### Problem details:
Repeat the listing in full. Nothing may be added or left out.

### Input rows:

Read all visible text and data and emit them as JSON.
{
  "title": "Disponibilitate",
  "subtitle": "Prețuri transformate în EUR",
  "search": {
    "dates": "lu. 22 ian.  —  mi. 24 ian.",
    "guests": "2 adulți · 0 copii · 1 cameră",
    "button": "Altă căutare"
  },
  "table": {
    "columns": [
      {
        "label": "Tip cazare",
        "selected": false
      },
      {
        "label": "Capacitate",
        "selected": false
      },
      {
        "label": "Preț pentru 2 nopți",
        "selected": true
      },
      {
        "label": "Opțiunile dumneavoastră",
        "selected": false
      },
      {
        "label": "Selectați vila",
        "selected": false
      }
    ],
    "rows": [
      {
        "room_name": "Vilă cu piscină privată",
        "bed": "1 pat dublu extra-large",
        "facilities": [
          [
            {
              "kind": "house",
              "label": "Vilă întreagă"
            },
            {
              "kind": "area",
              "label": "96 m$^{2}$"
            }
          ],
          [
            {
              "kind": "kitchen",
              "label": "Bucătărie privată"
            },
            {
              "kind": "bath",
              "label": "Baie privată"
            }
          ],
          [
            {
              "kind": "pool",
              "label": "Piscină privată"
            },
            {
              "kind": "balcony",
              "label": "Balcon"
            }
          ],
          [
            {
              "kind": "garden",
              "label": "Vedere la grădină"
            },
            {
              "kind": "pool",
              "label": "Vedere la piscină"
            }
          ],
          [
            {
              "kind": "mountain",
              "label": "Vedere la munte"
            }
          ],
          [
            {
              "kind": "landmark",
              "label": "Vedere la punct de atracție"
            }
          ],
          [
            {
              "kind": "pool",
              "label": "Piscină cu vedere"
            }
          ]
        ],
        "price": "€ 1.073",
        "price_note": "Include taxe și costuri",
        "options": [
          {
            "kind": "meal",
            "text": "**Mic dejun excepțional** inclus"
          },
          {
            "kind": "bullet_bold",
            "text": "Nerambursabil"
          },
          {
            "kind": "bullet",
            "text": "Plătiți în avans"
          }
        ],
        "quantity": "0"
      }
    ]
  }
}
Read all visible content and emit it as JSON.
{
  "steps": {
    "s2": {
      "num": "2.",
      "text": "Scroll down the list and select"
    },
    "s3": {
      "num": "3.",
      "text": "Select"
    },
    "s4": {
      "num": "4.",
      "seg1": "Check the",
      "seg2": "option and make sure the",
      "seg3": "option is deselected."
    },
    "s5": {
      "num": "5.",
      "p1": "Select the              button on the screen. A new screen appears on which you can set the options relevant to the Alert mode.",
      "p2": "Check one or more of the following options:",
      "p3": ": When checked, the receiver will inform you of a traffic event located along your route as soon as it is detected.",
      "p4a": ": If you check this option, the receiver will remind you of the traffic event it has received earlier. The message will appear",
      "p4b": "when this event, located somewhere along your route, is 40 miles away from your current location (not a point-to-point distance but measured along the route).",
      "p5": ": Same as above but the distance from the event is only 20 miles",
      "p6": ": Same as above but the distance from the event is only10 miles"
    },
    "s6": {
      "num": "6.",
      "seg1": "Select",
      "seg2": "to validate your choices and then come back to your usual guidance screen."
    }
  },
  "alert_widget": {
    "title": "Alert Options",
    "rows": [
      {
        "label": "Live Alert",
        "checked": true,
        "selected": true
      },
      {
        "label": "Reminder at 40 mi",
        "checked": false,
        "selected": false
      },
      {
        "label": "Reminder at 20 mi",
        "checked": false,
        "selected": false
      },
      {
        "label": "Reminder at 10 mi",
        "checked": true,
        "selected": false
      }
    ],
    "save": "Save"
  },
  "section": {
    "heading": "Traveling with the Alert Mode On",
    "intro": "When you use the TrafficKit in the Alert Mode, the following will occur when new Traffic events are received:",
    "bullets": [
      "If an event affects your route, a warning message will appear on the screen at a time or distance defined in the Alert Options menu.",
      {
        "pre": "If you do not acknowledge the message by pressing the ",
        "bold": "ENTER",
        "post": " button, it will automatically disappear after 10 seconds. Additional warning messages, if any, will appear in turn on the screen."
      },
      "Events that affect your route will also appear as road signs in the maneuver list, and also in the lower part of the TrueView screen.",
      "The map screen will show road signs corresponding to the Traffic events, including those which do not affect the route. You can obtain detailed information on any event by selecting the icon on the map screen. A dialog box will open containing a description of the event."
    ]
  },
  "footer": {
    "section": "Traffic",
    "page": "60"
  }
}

### The reply:
Read all visible text and data and emit them as JSON.
{
  "title": "Disponibilitate",
  "subtitle": "Prețuri transformate în EUR",
  "search": {
    "dates": "lu. 22 ian.  —  mi. 24 ian.",
    "guests": "2 adulți · 0 copii · 1 cameră",
    "button": "Altă căutare"
  },
  "table": {
    "columns": [
      {
        "label": "Tip cazare",
        "selected": false
      },
      {
        "label": "Capacitate",
        "selected": false
      },
      {
        "label": "Preț pentru 2 nopți",
        "selected": true
      },
      {
        "label": "Opțiunile dumneavoastră",
        "selected": false
      },
      {
        "label": "Selectați vila",
        "selected": false
      }
    ],
    "rows": [
      {
        "room_name": "Vilă cu piscină privată",
        "bed": "1 pat dublu extra-large",
        "facilities": [
          [
            {
              "kind": "house",
              "label": "Vilă întreagă"
            },
            {
              "kind": "area",
              "label": "96 m$^{2}$"
            }
          ],
          [
            {
              "kind": "kitchen",
              "label": "Bucătărie privată"
            },
            {
              "kind": "bath",
              "label": "Baie privată"
            }
          ],
          [
            {
              "kind": "pool",
              "label": "Piscină privată"
            },
            {
              "kind": "balcony",
              "label": "Balcon"
            }
          ],
          [
            {
              "kind": "garden",
              "label": "Vedere la grădină"
            },
            {
              "kind": "pool",
              "label": "Vedere la piscină"
            }
          ],
          [
            {
              "kind": "mountain",
              "label": "Vedere la munte"
            }
          ],
          [
            {
              "kind": "landmark",
              "label": "Vedere la punct de atracție"
            }
          ],
          [
            {
              "kind": "pool",
              "label": "Piscină cu vedere"
            }
          ]
        ],
        "price": "€ 1.073",
        "price_note": "Include taxe și costuri",
        "options": [
          {
            "kind": "meal",
            "text": "**Mic dejun excepțional** inclus"
          },
          {
            "kind": "bullet_bold",
            "text": "Nerambursabil"
          },
          {
            "kind": "bullet",
            "text": "Plătiți în avans"
          }
        ],
        "quantity": "0"
      }
    ]
  }
}
Read all visible content and emit it as JSON.
{
  "steps": {
    "s2": {
      "num": "2.",
      "text": "Scroll down the list and select"
    },
    "s3": {
      "num": "3.",
      "text": "Select"
    },
    "s4": {
      "num": "4.",
      "seg1": "Check the",
      "seg2": "option and make sure the",
      "seg3": "option is deselected."
    },
    "s5": {
      "num": "5.",
      "p1": "Select the              button on the screen. A new screen appears on which you can set the options relevant to the Alert mode.",
      "p2": "Check one or more of the following options:",
      "p3": ": When checked, the receiver will inform you of a traffic event located along your route as soon as it is detected.",
      "p4a": ": If you check this option, the receiver will remind you of the traffic event it has received earlier. The message will appear",
      "p4b": "when this event, located somewhere along your route, is 40 miles away from your current location (not a point-to-point distance but measured along the route).",
      "p5": ": Same as above but the distance from the event is only 20 miles",
      "p6": ": Same as above but the distance from the event is only10 miles"
    },
    "s6": {
      "num": "6.",
      "seg1": "Select",
      "seg2": "to validate your choices and then come back to your usual guidance screen."
    }
  },
  "alert_widget": {
    "title": "Alert Options",
    "rows": [
      {
        "label": "Live Alert",
        "checked": true,
        "selected": true
      },
      {
        "label": "Reminder at 40 mi",
        "checked": false,
        "selected": false
      },
      {
        "label": "Reminder at 20 mi",
        "checked": false,
        "selected": false
      },
      {
        "label": "Reminder at 10 mi",
        "checked": true,
        "selected": false
      }
    ],
    "save": "Save"
  },
  "section": {
    "heading": "Traveling with the Alert Mode On",
    "intro": "When you use the TrafficKit in the Alert Mode, the following will occur when new Traffic events are received:",
    "bullets": [
      "If an event affects your route, a warning message will appear on the screen at a time or distance defined in the Alert Options menu.",
      {
        "pre": "If you do not acknowledge the message by pressing the ",
        "bold": "ENTER",
        "post": " button, it will automatically disappear after 10 seconds. Additional warning messages, if any, will appear in turn on the screen."
      },
      "Events that affect your route will also appear as road signs in the maneuver list, and also in the lower part of the TrueView screen.",
      "The map screen will show road signs corresponding to the Traffic events, including those which do not affect the route. You can obtain detailed information on any event by selecting the icon on the map screen. A dialog box will open containing a description of the event."
    ]
  },
  "footer": {
    "section": "Traffic",
    "page": "60"
  }
}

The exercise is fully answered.